### What is needed
Copy out every record below, word for word.
--- begin Data section ---
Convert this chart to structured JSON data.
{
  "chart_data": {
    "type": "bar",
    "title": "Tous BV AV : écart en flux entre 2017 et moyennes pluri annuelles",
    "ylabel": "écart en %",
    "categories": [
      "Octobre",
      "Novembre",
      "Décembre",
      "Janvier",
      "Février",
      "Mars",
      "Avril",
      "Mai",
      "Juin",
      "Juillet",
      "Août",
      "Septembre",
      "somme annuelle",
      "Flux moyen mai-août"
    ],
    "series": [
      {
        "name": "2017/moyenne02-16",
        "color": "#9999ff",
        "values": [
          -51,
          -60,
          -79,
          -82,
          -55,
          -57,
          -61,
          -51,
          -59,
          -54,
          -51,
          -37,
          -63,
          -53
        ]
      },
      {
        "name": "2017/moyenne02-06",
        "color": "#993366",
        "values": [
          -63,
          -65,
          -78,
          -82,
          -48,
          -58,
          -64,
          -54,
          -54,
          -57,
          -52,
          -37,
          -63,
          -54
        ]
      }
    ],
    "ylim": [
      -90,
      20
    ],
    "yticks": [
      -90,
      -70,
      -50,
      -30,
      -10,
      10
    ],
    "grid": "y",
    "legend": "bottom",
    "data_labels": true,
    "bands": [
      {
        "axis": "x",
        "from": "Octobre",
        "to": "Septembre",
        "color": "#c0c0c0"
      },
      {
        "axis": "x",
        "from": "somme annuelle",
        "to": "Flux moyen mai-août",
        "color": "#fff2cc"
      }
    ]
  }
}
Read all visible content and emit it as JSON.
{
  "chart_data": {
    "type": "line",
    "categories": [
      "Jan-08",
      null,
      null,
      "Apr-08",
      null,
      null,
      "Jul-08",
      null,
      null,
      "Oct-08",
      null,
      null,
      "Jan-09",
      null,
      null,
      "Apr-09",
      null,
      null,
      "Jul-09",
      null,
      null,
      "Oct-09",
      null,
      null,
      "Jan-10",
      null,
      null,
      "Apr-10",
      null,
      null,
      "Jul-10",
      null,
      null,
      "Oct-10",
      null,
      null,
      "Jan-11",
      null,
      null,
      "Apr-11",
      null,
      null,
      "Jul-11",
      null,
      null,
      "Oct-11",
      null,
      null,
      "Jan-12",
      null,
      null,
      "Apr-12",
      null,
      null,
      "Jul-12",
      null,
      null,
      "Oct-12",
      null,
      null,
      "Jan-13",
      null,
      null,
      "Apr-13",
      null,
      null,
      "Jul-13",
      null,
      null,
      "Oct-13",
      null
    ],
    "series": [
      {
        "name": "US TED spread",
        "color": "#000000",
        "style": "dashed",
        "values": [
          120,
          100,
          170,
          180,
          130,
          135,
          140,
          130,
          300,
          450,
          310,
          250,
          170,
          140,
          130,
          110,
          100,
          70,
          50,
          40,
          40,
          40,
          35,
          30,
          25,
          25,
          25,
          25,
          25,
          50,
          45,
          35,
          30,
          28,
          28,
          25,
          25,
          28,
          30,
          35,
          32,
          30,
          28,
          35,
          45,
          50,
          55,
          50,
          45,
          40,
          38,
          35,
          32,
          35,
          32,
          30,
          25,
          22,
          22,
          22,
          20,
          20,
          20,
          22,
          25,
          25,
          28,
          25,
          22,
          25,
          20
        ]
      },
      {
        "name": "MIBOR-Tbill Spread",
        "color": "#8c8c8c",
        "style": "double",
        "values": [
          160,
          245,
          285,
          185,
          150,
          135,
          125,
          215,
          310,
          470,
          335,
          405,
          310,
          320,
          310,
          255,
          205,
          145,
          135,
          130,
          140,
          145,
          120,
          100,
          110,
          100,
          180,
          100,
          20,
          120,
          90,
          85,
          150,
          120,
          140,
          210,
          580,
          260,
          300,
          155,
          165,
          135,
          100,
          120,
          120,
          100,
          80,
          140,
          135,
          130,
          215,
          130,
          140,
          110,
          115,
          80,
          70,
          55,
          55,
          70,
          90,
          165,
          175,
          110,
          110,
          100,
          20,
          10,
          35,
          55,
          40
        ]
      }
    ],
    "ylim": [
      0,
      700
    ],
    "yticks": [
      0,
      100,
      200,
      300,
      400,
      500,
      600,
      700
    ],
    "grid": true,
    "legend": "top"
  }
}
--- end Data section ---
### Response below
Convert this chart to structured JSON data.
{
  "chart_data": {
    "type": "bar",
    "title": "Tous BV AV : écart en flux entre 2017 et moyennes pluri annuelles",
    "ylabel": "écart en %",
    "categories": [
      "Octobre",
      "Novembre",
      "Décembre",
      "Janvier",
      "Février",
      "Mars",
      "Avril",
      "Mai",
      "Juin",
      "Juillet",
      "Août",
      "Septembre",
      "somme annuelle",
      "Flux moyen mai-août"
    ],
    "series": [
      {
        "name": "2017/moyenne02-16",
        "color": "#9999ff",
        "values": [
          -51,
          -60,
          -79,
          -82,
          -55,
          -57,
          -61,
          -51,
          -59,
          -54,
          -51,
          -37,
          -63,
          -53
        ]
      },
      {
        "name": "2017/moyenne02-06",
        "color": "#993366",
        "values": [
          -63,
          -65,
          -78,
          -82,
          -48,
          -58,
          -64,
          -54,
          -54,
          -57,
          -52,
          -37,
          -63,
          -54
        ]
      }
    ],
    "ylim": [
      -90,
      20
    ],
    "yticks": [
      -90,
      -70,
      -50,
      -30,
      -10,
      10
    ],
    "grid": "y",
    "legend": "bottom",
    "data_labels": true,
    "bands": [
      {
        "axis": "x",
        "from": "Octobre",
        "to": "Septembre",
        "color": "#c0c0c0"
      },
      {
        "axis": "x",
        "from": "somme annuelle",
        "to": "Flux moyen mai-août",
        "color": "#fff2cc"
      }
    ]
  }
}
Read all visible content and emit it as JSON.
{
  "chart_data": {
    "type": "line",
    "categories": [
      "Jan-08",
      null,
      null,
      "Apr-08",
      null,
      null,
      "Jul-08",
      null,
      null,
      "Oct-08",
      null,
      null,
      "Jan-09",
      null,
      null,
      "Apr-09",
      null,
      null,
      "Jul-09",
      null,
      null,
      "Oct-09",
      null,
      null,
      "Jan-10",
      null,
      null,
      "Apr-10",
      null,
      null,
      "Jul-10",
      null,
      null,
      "Oct-10",
      null,
      null,
      "Jan-11",
      null,
      null,
      "Apr-11",
      null,
      null,
      "Jul-11",
      null,
      null,
      "Oct-11",
      null,
      null,
      "Jan-12",
      null,
      null,
      "Apr-12",
      null,
      null,
      "Jul-12",
      null,
      null,
      "Oct-12",
      null,
      null,
      "Jan-13",
      null,
      null,
      "Apr-13",
      null,
      null,
      "Jul-13",
      null,
      null,
      "Oct-13",
      null
    ],
    "series": [
      {
        "name": "US TED spread",
        "color": "#000000",
        "style": "dashed",
        "values": [
          120,
          100,
          170,
          180,
          130,
          135,
          140,
          130,
          300,
          450,
          310,
          250,
          170,
          140,
          130,
          110,
          100,
          70,
          50,
          40,
          40,
          40,
          35,
          30,
          25,
          25,
          25,
          25,
          25,
          50,
          45,
          35,
          30,
          28,
          28,
          25,
          25,
          28,
          30,
          35,
          32,
          30,
          28,
          35,
          45,
          50,
          55,
          50,
          45,
          40,
          38,
          35,
          32,
          35,
          32,
          30,
          25,
          22,
          22,
          22,
          20,
          20,
          20,
          22,
          25,
          25,
          28,
          25,
          22,
          25,
          20
        ]
      },
      {
        "name": "MIBOR-Tbill Spread",
        "color": "#8c8c8c",
        "style": "double",
        "values": [
          160,
          245,
          285,
          185,
          150,
          135,
          125,
          215,
          310,
          470,
          335,
          405,
          310,
          320,
          310,
          255,
          205,
          145,
          135,
          130,
          140,
          145,
          120,
          100,
          110,
          100,
          180,
          100,
          20,
          120,
          90,
          85,
          150,
          120,
          140,
          210,
          580,
          260,
          300,
          155,
          165,
          135,
          100,
          120,
          120,
          100,
          80,
          140,
          135,
          130,
          215,
          130,
          140,
          110,
          115,
          80,
          70,
          55,
          55,
          70,
          90,
          165,
          175,
          110,
          110,
          100,
          20,
          10,
          35,
          55,
          40
        ]
      }
    ],
    "ylim": [
      0,
      700
    ],
    "yticks": [
      0,
      100,
      200,
      300,
      400,
      500,
      600,
      700
    ],
    "grid": true,
    "legend": "top"
  }
}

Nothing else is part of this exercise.